▸ **TASK BRIEF**: Pick out each line with the word "Failed" from the material that follows.

═════ DATA FOR PROCESSING

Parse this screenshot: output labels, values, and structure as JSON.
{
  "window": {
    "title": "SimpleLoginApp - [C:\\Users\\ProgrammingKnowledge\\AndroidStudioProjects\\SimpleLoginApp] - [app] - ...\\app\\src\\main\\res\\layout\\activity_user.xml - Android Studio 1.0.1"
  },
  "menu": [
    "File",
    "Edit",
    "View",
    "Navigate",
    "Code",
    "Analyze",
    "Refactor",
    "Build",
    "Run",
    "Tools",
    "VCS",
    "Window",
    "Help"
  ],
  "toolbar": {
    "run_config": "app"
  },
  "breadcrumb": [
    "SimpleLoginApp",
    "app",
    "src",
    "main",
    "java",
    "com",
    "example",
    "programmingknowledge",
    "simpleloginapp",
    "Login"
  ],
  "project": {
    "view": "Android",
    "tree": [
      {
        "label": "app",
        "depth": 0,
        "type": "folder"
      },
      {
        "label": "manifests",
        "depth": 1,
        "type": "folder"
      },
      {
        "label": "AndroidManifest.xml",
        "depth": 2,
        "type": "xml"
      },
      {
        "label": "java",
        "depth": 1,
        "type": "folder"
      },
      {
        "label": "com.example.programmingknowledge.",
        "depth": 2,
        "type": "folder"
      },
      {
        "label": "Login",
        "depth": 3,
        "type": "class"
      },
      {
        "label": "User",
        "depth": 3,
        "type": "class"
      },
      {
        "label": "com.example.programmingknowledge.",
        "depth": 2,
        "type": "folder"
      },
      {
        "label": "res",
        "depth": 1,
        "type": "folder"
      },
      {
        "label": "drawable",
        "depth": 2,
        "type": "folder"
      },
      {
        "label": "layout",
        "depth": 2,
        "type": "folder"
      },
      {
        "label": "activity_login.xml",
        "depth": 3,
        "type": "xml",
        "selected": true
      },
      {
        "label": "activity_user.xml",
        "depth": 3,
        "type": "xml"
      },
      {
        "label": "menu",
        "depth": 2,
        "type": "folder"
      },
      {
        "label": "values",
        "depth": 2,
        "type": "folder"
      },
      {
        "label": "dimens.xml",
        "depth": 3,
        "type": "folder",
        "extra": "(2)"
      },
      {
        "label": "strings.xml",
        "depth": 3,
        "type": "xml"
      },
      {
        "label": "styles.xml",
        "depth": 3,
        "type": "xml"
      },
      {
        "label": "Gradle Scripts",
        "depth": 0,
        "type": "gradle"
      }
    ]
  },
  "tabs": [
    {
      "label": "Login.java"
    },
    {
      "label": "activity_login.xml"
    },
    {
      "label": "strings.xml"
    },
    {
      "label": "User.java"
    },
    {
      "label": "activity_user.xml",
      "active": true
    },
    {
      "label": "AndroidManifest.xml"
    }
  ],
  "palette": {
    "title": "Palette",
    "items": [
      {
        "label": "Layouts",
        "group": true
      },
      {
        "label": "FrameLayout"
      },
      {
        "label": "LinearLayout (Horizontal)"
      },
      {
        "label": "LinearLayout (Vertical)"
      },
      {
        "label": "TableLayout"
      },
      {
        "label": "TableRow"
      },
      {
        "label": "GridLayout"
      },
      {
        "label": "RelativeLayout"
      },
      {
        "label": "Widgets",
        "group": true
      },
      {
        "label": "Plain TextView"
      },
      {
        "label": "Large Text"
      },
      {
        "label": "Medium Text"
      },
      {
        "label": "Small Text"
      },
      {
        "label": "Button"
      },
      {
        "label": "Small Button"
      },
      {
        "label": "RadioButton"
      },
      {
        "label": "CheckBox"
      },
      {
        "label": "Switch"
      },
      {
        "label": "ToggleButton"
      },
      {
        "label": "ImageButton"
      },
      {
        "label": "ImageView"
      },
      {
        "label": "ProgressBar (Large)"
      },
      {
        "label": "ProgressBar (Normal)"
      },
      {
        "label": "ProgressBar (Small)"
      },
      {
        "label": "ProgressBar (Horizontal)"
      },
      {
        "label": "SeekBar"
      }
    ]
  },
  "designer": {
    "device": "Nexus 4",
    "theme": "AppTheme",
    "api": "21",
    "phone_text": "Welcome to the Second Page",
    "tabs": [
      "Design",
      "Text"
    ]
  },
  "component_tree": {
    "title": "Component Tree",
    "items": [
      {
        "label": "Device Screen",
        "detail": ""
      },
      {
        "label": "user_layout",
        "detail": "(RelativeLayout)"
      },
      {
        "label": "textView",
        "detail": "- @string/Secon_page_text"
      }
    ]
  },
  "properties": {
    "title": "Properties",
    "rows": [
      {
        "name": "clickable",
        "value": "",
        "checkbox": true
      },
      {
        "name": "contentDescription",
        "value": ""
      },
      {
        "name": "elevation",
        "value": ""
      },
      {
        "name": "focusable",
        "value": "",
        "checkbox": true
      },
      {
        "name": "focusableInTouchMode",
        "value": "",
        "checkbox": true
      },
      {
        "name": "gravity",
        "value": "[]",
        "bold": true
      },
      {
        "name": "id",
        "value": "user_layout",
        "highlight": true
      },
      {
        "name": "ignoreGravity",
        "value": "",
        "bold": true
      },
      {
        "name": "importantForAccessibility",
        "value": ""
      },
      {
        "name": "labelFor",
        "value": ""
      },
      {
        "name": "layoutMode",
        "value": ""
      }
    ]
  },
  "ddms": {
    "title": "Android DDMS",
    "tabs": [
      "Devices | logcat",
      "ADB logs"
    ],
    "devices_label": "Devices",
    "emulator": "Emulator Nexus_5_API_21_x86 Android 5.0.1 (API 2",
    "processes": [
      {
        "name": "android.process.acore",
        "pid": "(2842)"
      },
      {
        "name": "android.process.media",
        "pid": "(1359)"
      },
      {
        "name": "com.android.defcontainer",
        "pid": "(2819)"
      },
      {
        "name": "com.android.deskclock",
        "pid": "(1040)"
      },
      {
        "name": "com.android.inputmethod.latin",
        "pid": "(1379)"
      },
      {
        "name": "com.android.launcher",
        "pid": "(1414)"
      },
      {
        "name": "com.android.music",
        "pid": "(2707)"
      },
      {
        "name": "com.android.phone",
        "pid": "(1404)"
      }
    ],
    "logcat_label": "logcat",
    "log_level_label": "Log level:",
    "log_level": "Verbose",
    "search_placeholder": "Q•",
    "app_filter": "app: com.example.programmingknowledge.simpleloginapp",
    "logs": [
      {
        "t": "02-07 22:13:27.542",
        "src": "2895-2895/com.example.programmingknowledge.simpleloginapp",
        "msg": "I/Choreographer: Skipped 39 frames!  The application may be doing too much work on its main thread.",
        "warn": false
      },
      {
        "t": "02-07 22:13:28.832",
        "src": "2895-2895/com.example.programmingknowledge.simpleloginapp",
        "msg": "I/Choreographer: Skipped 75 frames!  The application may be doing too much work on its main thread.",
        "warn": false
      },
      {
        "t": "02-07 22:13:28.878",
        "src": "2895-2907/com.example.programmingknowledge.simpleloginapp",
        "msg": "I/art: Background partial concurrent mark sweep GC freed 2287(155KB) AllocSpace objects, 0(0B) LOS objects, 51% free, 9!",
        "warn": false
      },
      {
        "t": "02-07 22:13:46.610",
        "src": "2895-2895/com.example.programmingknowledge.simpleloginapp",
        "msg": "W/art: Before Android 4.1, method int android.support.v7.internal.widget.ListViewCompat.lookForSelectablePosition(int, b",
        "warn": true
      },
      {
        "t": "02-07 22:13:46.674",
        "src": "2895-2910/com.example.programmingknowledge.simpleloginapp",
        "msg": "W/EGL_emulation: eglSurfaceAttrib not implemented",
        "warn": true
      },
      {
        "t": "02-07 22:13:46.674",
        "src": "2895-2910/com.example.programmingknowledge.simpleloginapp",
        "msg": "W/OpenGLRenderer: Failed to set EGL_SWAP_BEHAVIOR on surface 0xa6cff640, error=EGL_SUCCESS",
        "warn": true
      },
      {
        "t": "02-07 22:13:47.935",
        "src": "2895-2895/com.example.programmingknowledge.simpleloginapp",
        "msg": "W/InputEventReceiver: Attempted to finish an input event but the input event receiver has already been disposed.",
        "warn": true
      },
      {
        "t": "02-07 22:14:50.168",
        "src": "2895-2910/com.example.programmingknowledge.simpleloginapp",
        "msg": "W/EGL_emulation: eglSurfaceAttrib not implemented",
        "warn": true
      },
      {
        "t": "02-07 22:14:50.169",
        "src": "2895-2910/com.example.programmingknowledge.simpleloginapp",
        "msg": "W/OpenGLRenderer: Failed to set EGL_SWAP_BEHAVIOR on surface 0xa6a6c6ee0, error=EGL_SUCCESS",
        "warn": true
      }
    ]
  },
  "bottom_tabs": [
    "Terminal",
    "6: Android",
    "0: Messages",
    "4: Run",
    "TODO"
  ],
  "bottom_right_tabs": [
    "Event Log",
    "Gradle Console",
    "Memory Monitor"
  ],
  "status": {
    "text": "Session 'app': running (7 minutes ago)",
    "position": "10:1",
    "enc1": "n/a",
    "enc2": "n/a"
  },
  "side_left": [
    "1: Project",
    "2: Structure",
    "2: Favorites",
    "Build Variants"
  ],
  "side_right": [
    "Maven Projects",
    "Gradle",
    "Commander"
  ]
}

══════════

▸ **CORRECT RESULT**:
        "msg": "W/OpenGLRenderer: Failed to set EGL_SWAP_BEHAVIOR on surface 0xa6cff640, error=EGL_SUCCESS",
        "msg": "W/OpenGLRenderer: Failed to set EGL_SWAP_BEHAVIOR on surface 0xa6a6c6ee0, error=EGL_SUCCESS",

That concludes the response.